***** Data shown
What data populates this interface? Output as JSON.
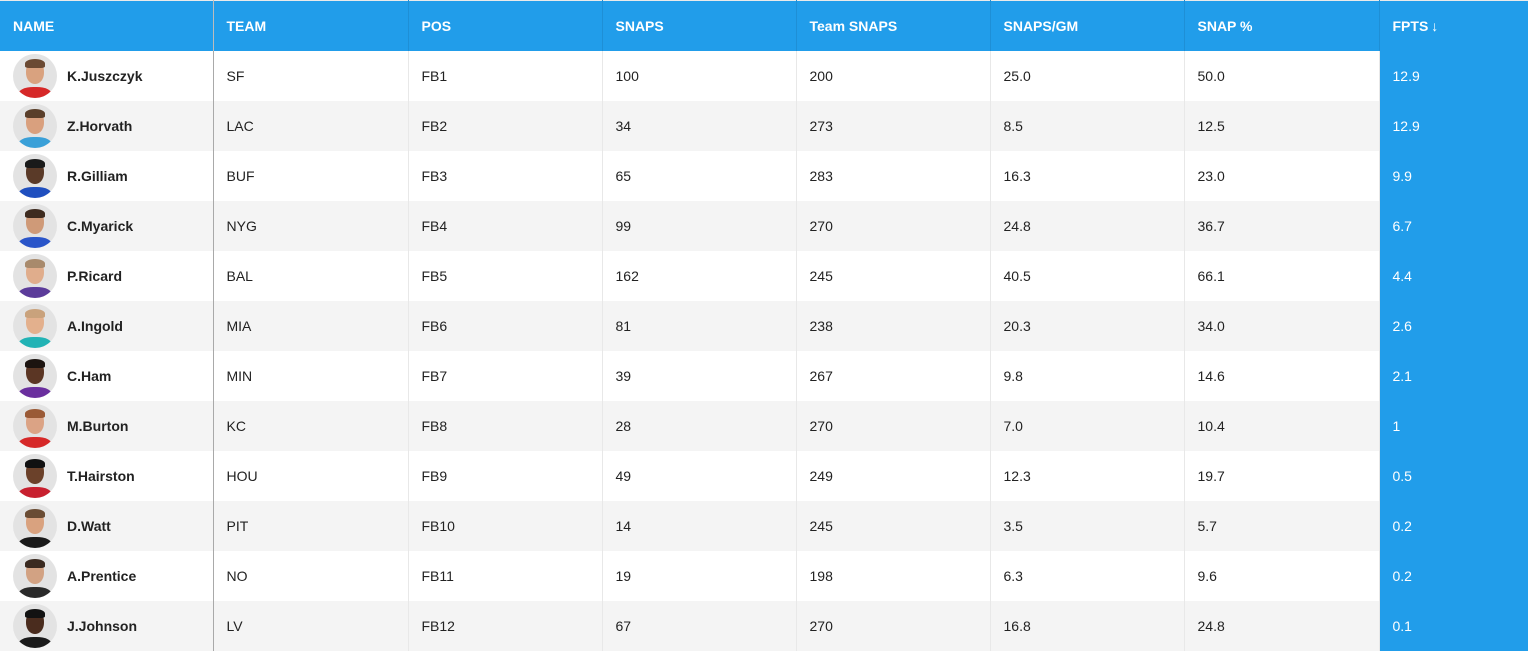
{
  "table": {
    "headers": {
      "name": "NAME",
      "team": "TEAM",
      "pos": "POS",
      "snaps": "SNAPS",
      "team_snaps": "Team SNAPS",
      "snaps_gm": "SNAPS/GM",
      "snap_pct": "SNAP %",
      "fpts": "FPTS",
      "fpts_sort_icon": "↓"
    },
    "sorted_column": "fpts",
    "sort_direction": "descending",
    "colors": {
      "header_bg": "#219dea",
      "sorted_column_bg": "#219dea",
      "row_alt_bg": "#f4f4f4",
      "row_bg": "#ffffff"
    },
    "rows": [
      {
        "name": "K.Juszczyk",
        "team": "SF",
        "pos": "FB1",
        "snaps": "100",
        "team_snaps": "200",
        "snaps_gm": "25.0",
        "snap_pct": "50.0",
        "fpts": "12.9",
        "avatar": {
          "skin": "#d9a27f",
          "hair": "#6b4a33",
          "jersey": "#d62828"
        }
      },
      {
        "name": "Z.Horvath",
        "team": "LAC",
        "pos": "FB2",
        "snaps": "34",
        "team_snaps": "273",
        "snaps_gm": "8.5",
        "snap_pct": "12.5",
        "fpts": "12.9",
        "avatar": {
          "skin": "#d9a07e",
          "hair": "#5a3f2a",
          "jersey": "#3aa0d8"
        }
      },
      {
        "name": "R.Gilliam",
        "team": "BUF",
        "pos": "FB3",
        "snaps": "65",
        "team_snaps": "283",
        "snaps_gm": "16.3",
        "snap_pct": "23.0",
        "fpts": "9.9",
        "avatar": {
          "skin": "#5a3a28",
          "hair": "#1a1a1a",
          "jersey": "#1f4fbf"
        }
      },
      {
        "name": "C.Myarick",
        "team": "NYG",
        "pos": "FB4",
        "snaps": "99",
        "team_snaps": "270",
        "snaps_gm": "24.8",
        "snap_pct": "36.7",
        "fpts": "6.7",
        "avatar": {
          "skin": "#cf9a78",
          "hair": "#3e2b1f",
          "jersey": "#2a55c9"
        }
      },
      {
        "name": "P.Ricard",
        "team": "BAL",
        "pos": "FB5",
        "snaps": "162",
        "team_snaps": "245",
        "snaps_gm": "40.5",
        "snap_pct": "66.1",
        "fpts": "4.4",
        "avatar": {
          "skin": "#e0ad8c",
          "hair": "#a88a6c",
          "jersey": "#5b3b9a"
        }
      },
      {
        "name": "A.Ingold",
        "team": "MIA",
        "pos": "FB6",
        "snaps": "81",
        "team_snaps": "238",
        "snaps_gm": "20.3",
        "snap_pct": "34.0",
        "fpts": "2.6",
        "avatar": {
          "skin": "#e3b08d",
          "hair": "#c9a27c",
          "jersey": "#22b3b5"
        }
      },
      {
        "name": "C.Ham",
        "team": "MIN",
        "pos": "FB7",
        "snaps": "39",
        "team_snaps": "267",
        "snaps_gm": "9.8",
        "snap_pct": "14.6",
        "fpts": "2.1",
        "avatar": {
          "skin": "#5b3624",
          "hair": "#1c1410",
          "jersey": "#6a2f9e"
        }
      },
      {
        "name": "M.Burton",
        "team": "KC",
        "pos": "FB8",
        "snaps": "28",
        "team_snaps": "270",
        "snaps_gm": "7.0",
        "snap_pct": "10.4",
        "fpts": "1",
        "avatar": {
          "skin": "#dba385",
          "hair": "#9a5a36",
          "jersey": "#d62828"
        }
      },
      {
        "name": "T.Hairston",
        "team": "HOU",
        "pos": "FB9",
        "snaps": "49",
        "team_snaps": "249",
        "snaps_gm": "12.3",
        "snap_pct": "19.7",
        "fpts": "0.5",
        "avatar": {
          "skin": "#6b412a",
          "hair": "#111111",
          "jersey": "#c8202f"
        }
      },
      {
        "name": "D.Watt",
        "team": "PIT",
        "pos": "FB10",
        "snaps": "14",
        "team_snaps": "245",
        "snaps_gm": "3.5",
        "snap_pct": "5.7",
        "fpts": "0.2",
        "avatar": {
          "skin": "#d9a27f",
          "hair": "#6a4c34",
          "jersey": "#1a1a1a"
        }
      },
      {
        "name": "A.Prentice",
        "team": "NO",
        "pos": "FB11",
        "snaps": "19",
        "team_snaps": "198",
        "snaps_gm": "6.3",
        "snap_pct": "9.6",
        "fpts": "0.2",
        "avatar": {
          "skin": "#d2a283",
          "hair": "#3a2a20",
          "jersey": "#2a2a2a"
        }
      },
      {
        "name": "J.Johnson",
        "team": "LV",
        "pos": "FB12",
        "snaps": "67",
        "team_snaps": "270",
        "snaps_gm": "16.8",
        "snap_pct": "24.8",
        "fpts": "0.1",
        "avatar": {
          "skin": "#4a2c1e",
          "hair": "#121212",
          "jersey": "#1b1b1b"
        }
      }
    ]
  }
}
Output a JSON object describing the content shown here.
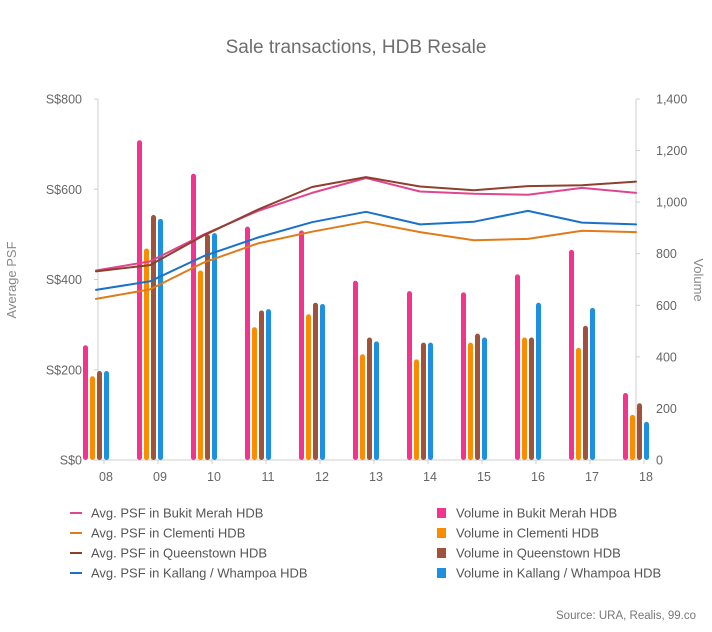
{
  "chart_data": {
    "type": "bar",
    "title": "Sale transactions, HDB Resale",
    "categories": [
      "08",
      "09",
      "10",
      "11",
      "12",
      "13",
      "14",
      "15",
      "16",
      "17",
      "18"
    ],
    "left_axis": {
      "label": "Average PSF",
      "range": [
        0,
        800
      ],
      "ticks": [
        0,
        200,
        400,
        600,
        800
      ],
      "tick_labels": [
        "S$0",
        "S$200",
        "S$400",
        "S$600",
        "S$800"
      ]
    },
    "right_axis": {
      "label": "Volume",
      "range": [
        0,
        1400
      ],
      "ticks": [
        0,
        200,
        400,
        600,
        800,
        1000,
        1200,
        1400
      ],
      "tick_labels": [
        "0",
        "200",
        "400",
        "600",
        "800",
        "1,000",
        "1,200",
        "1,400"
      ]
    },
    "bar_series": [
      {
        "name": "Volume in Bukit Merah HDB",
        "color": "#f2348f",
        "values": [
          445,
          1240,
          1110,
          905,
          890,
          695,
          655,
          650,
          720,
          815,
          260
        ]
      },
      {
        "name": "Volume in Clementi HDB",
        "color": "#fb8c00",
        "values": [
          325,
          820,
          735,
          515,
          565,
          410,
          390,
          455,
          475,
          435,
          175
        ]
      },
      {
        "name": "Volume in Queenstown HDB",
        "color": "#a0523c",
        "values": [
          345,
          950,
          875,
          580,
          610,
          475,
          455,
          490,
          475,
          520,
          220
        ]
      },
      {
        "name": "Volume in Kallang / Whampoa HDB",
        "color": "#1e90e0",
        "values": [
          345,
          935,
          880,
          585,
          605,
          460,
          455,
          475,
          610,
          590,
          148
        ]
      }
    ],
    "line_series": [
      {
        "name": "Avg. PSF in Bukit Merah HDB",
        "color": "#e0458f",
        "values": [
          420,
          440,
          500,
          552,
          592,
          625,
          595,
          590,
          588,
          603,
          592
        ]
      },
      {
        "name": "Avg. PSF in Clementi HDB",
        "color": "#e07b1a",
        "values": [
          357,
          378,
          438,
          480,
          506,
          528,
          505,
          487,
          490,
          508,
          505
        ]
      },
      {
        "name": "Avg. PSF in Queenstown HDB",
        "color": "#8e3f2e",
        "values": [
          418,
          432,
          498,
          555,
          605,
          627,
          606,
          598,
          607,
          609,
          617
        ]
      },
      {
        "name": "Avg. PSF in Kallang / Whampoa HDB",
        "color": "#1a72c8",
        "values": [
          377,
          396,
          452,
          493,
          527,
          550,
          522,
          528,
          552,
          526,
          522
        ]
      }
    ],
    "legend_position": "bottom",
    "grid": false,
    "source": "Source: URA, Realis, 99.co"
  }
}
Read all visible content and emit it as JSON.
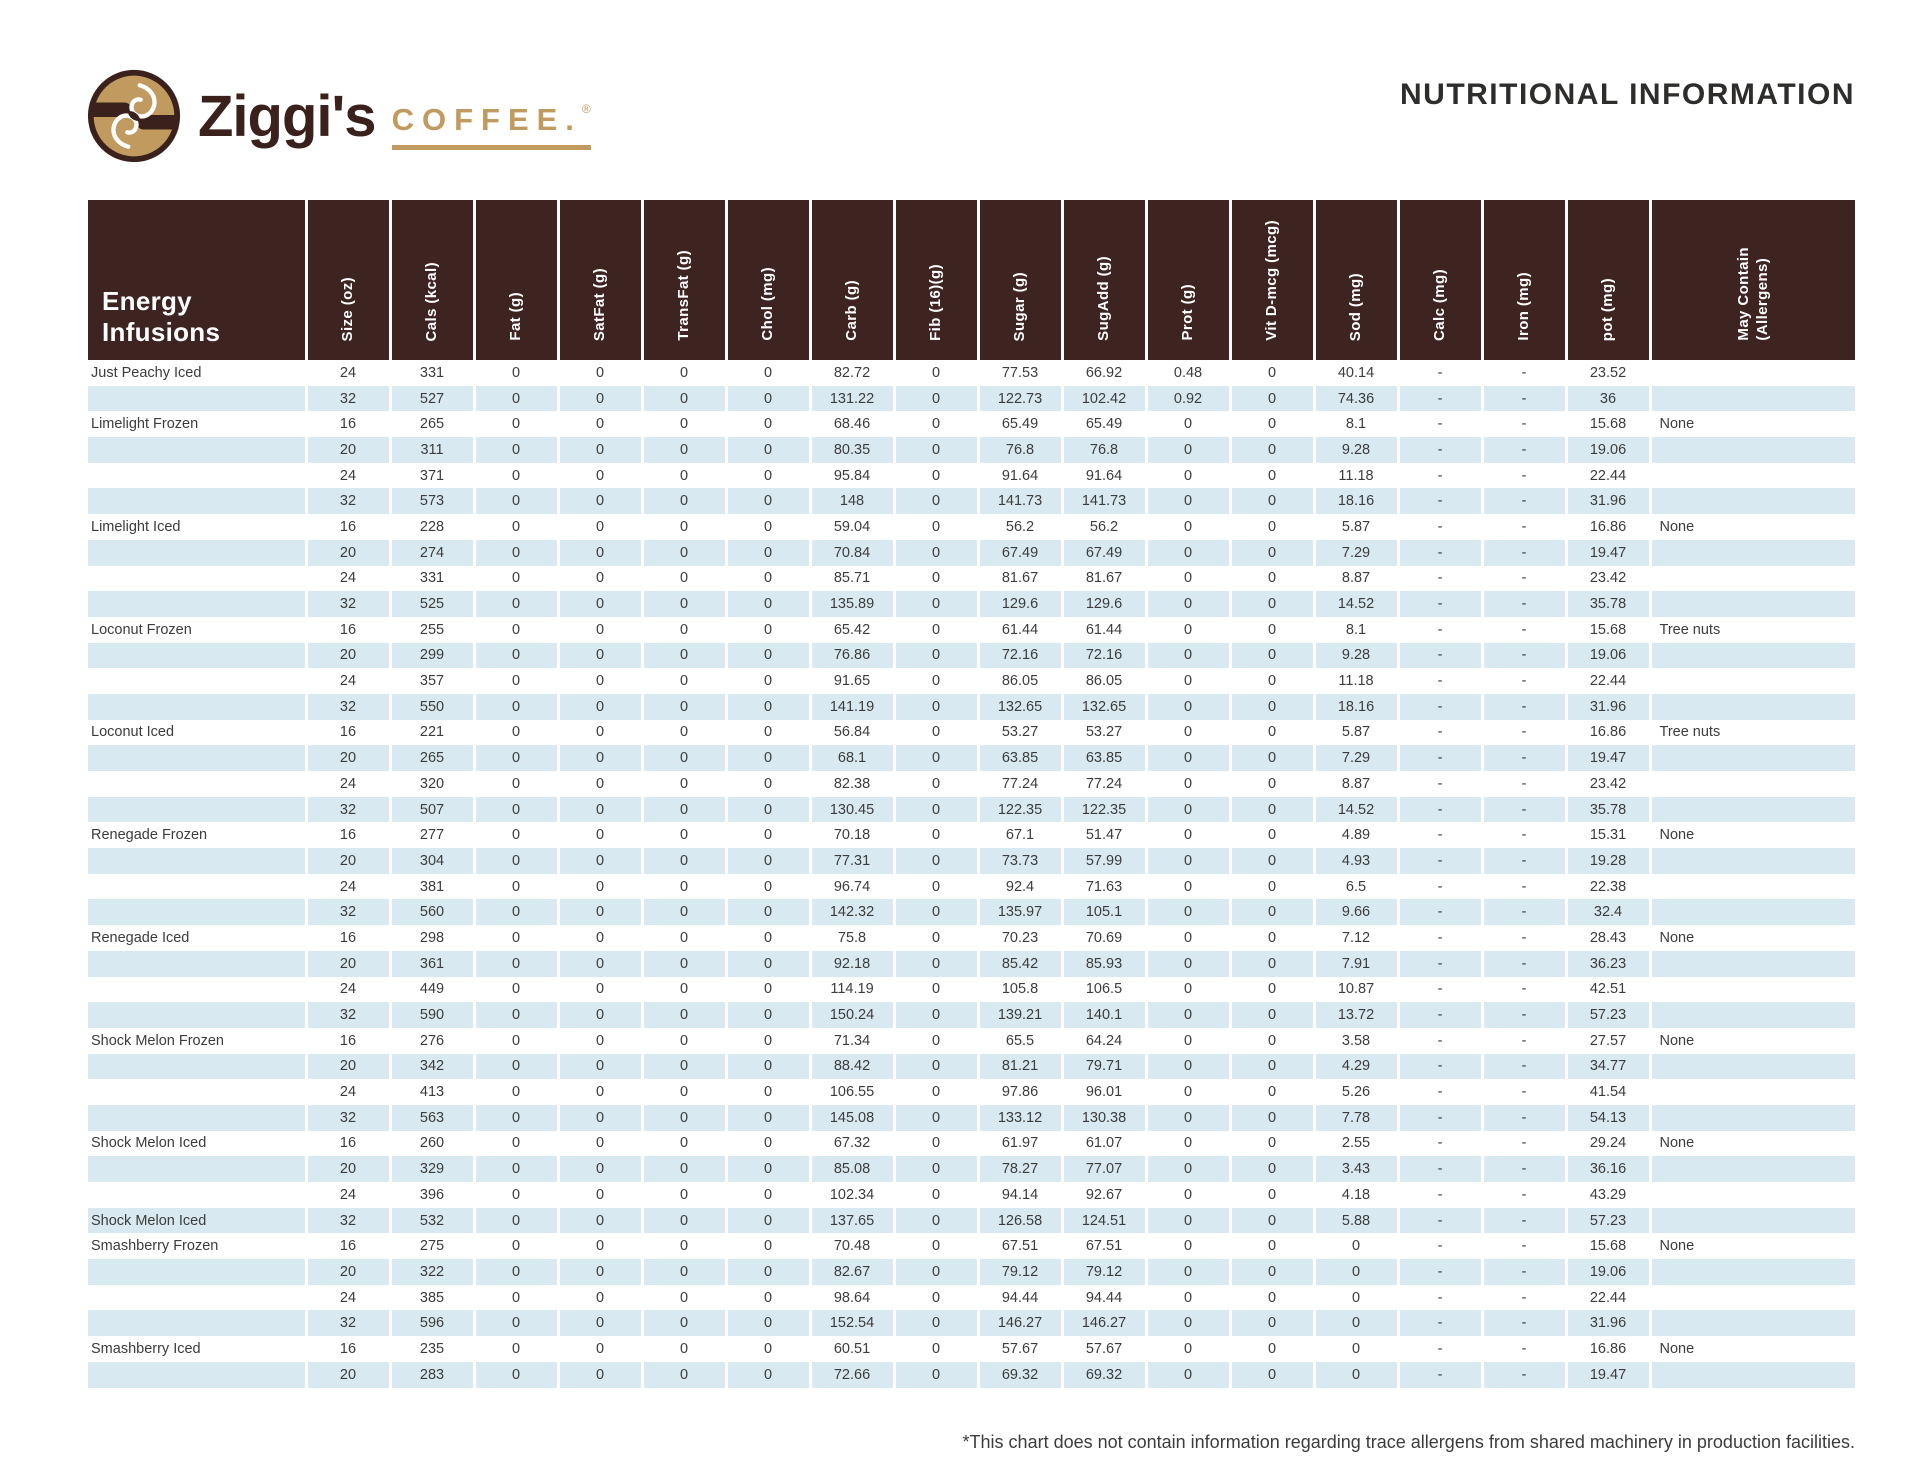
**********
* Exercise task: Exclude every picture and copy the remaining data exactly.

* Answer for the task:
What data populates this interface? Output as JSON.
{
  "table": {
    "headers": {
      "name": "NAME",
      "team": "TEAM",
      "pos": "POS",
      "snaps": "SNAPS",
      "team_snaps": "Team SNAPS",
      "snaps_gm": "SNAPS/GM",
      "snap_pct": "SNAP %",
      "fpts": "FPTS",
      "fpts_sort_icon": "↓"
    },
    "sorted_column": "fpts",
    "sort_direction": "descending",
    "colors": {
      "header_bg": "#219dea",
      "sorted_column_bg": "#219dea",
      "row_alt_bg": "#f4f4f4",
      "row_bg": "#ffffff"
    },
    "rows": [
      {
        "name": "K.Juszczyk",
        "team": "SF",
        "pos": "FB1",
        "snaps": "100",
        "team_snaps": "200",
        "snaps_gm": "25.0",
        "snap_pct": "50.0",
        "fpts": "12.9",
        "avatar": {
          "skin": "#d9a27f",
          "hair": "#6b4a33",
          "jersey": "#d62828"
        }
      },
      {
        "name": "Z.Horvath",
        "team": "LAC",
        "pos": "FB2",
        "snaps": "34",
        "team_snaps": "273",
        "snaps_gm": "8.5",
        "snap_pct": "12.5",
        "fpts": "12.9",
        "avatar": {
          "skin": "#d9a07e",
          "hair": "#5a3f2a",
          "jersey": "#3aa0d8"
        }
      },
      {
        "name": "R.Gilliam",
        "team": "BUF",
        "pos": "FB3",
        "snaps": "65",
        "team_snaps": "283",
        "snaps_gm": "16.3",
        "snap_pct": "23.0",
        "fpts": "9.9",
        "avatar": {
          "skin": "#5a3a28",
          "hair": "#1a1a1a",
          "jersey": "#1f4fbf"
        }
      },
      {
        "name": "C.Myarick",
        "team": "NYG",
        "pos": "FB4",
        "snaps": "99",
        "team_snaps": "270",
        "snaps_gm": "24.8",
        "snap_pct": "36.7",
        "fpts": "6.7",
        "avatar": {
          "skin": "#cf9a78",
          "hair": "#3e2b1f",
          "jersey": "#2a55c9"
        }
      },
      {
        "name": "P.Ricard",
        "team": "BAL",
        "pos": "FB5",
        "snaps": "162",
        "team_snaps": "245",
        "snaps_gm": "40.5",
        "snap_pct": "66.1",
        "fpts": "4.4",
        "avatar": {
          "skin": "#e0ad8c",
          "hair": "#a88a6c",
          "jersey": "#5b3b9a"
        }
      },
      {
        "name": "A.Ingold",
        "team": "MIA",
        "pos": "FB6",
        "snaps": "81",
        "team_snaps": "238",
        "snaps_gm": "20.3",
        "snap_pct": "34.0",
        "fpts": "2.6",
        "avatar": {
          "skin": "#e3b08d",
          "hair": "#c9a27c",
          "jersey": "#22b3b5"
        }
      },
      {
        "name": "C.Ham",
        "team": "MIN",
        "pos": "FB7",
        "snaps": "39",
        "team_snaps": "267",
        "snaps_gm": "9.8",
        "snap_pct": "14.6",
        "fpts": "2.1",
        "avatar": {
          "skin": "#5b3624",
          "hair": "#1c1410",
          "jersey": "#6a2f9e"
        }
      },
      {
        "name": "M.Burton",
        "team": "KC",
        "pos": "FB8",
        "snaps": "28",
        "team_snaps": "270",
        "snaps_gm": "7.0",
        "snap_pct": "10.4",
        "fpts": "1",
        "avatar": {
          "skin": "#dba385",
          "hair": "#9a5a36",
          "jersey": "#d62828"
        }
      },
      {
        "name": "T.Hairston",
        "team": "HOU",
        "pos": "FB9",
        "snaps": "49",
        "team_snaps": "249",
        "snaps_gm": "12.3",
        "snap_pct": "19.7",
        "fpts": "0.5",
        "avatar": {
          "skin": "#6b412a",
          "hair": "#111111",
          "jersey": "#c8202f"
        }
      },
      {
        "name": "D.Watt",
        "team": "PIT",
        "pos": "FB10",
        "snaps": "14",
        "team_snaps": "245",
        "snaps_gm": "3.5",
        "snap_pct": "5.7",
        "fpts": "0.2",
        "avatar": {
          "skin": "#d9a27f",
          "hair": "#6a4c34",
          "jersey": "#1a1a1a"
        }
      },
      {
        "name": "A.Prentice",
        "team": "NO",
        "pos": "FB11",
        "snaps": "19",
        "team_snaps": "198",
        "snaps_gm": "6.3",
        "snap_pct": "9.6",
        "fpts": "0.2",
        "avatar": {
          "skin": "#d2a283",
          "hair": "#3a2a20",
          "jersey": "#2a2a2a"
        }
      },
      {
        "name": "J.Johnson",
        "team": "LV",
        "pos": "FB12",
        "snaps": "67",
        "team_snaps": "270",
        "snaps_gm": "16.8",
        "snap_pct": "24.8",
        "fpts": "0.1",
        "avatar": {
          "skin": "#4a2c1e",
          "hair": "#121212",
          "jersey": "#1b1b1b"
        }
      }
    ]
  }
}
Output a JSON object describing the content shown here.
{
  "chart_data": {
    "type": "bar",
    "title": "Sale transactions, HDB Resale",
    "categories": [
      "08",
      "09",
      "10",
      "11",
      "12",
      "13",
      "14",
      "15",
      "16",
      "17",
      "18"
    ],
    "left_axis": {
      "label": "Average PSF",
      "range": [
        0,
        800
      ],
      "ticks": [
        0,
        200,
        400,
        600,
        800
      ],
      "tick_labels": [
        "S$0",
        "S$200",
        "S$400",
        "S$600",
        "S$800"
      ]
    },
    "right_axis": {
      "label": "Volume",
      "range": [
        0,
        1400
      ],
      "ticks": [
        0,
        200,
        400,
        600,
        800,
        1000,
        1200,
        1400
      ],
      "tick_labels": [
        "0",
        "200",
        "400",
        "600",
        "800",
        "1,000",
        "1,200",
        "1,400"
      ]
    },
    "bar_series": [
      {
        "name": "Volume in Bukit Merah HDB",
        "color": "#f2348f",
        "values": [
          445,
          1240,
          1110,
          905,
          890,
          695,
          655,
          650,
          720,
          815,
          260
        ]
      },
      {
        "name": "Volume in Clementi HDB",
        "color": "#fb8c00",
        "values": [
          325,
          820,
          735,
          515,
          565,
          410,
          390,
          455,
          475,
          435,
          175
        ]
      },
      {
        "name": "Volume in Queenstown HDB",
        "color": "#a0523c",
        "values": [
          345,
          950,
          875,
          580,
          610,
          475,
          455,
          490,
          475,
          520,
          220
        ]
      },
      {
        "name": "Volume in Kallang / Whampoa HDB",
        "color": "#1e90e0",
        "values": [
          345,
          935,
          880,
          585,
          605,
          460,
          455,
          475,
          610,
          590,
          148
        ]
      }
    ],
    "line_series": [
      {
        "name": "Avg. PSF in Bukit Merah HDB",
        "color": "#e0458f",
        "values": [
          420,
          440,
          500,
          552,
          592,
          625,
          595,
          590,
          588,
          603,
          592
        ]
      },
      {
        "name": "Avg. PSF in Clementi HDB",
        "color": "#e07b1a",
        "values": [
          357,
          378,
          438,
          480,
          506,
          528,
          505,
          487,
          490,
          508,
          505
        ]
      },
      {
        "name": "Avg. PSF in Queenstown HDB",
        "color": "#8e3f2e",
        "values": [
          418,
          432,
          498,
          555,
          605,
          627,
          606,
          598,
          607,
          609,
          617
        ]
      },
      {
        "name": "Avg. PSF in Kallang / Whampoa HDB",
        "color": "#1a72c8",
        "values": [
          377,
          396,
          452,
          493,
          527,
          550,
          522,
          528,
          552,
          526,
          522
        ]
      }
    ],
    "legend_position": "bottom",
    "grid": false,
    "source": "Source: URA, Realis, 99.co"
  }
}
Read all visible content and emit it as JSON.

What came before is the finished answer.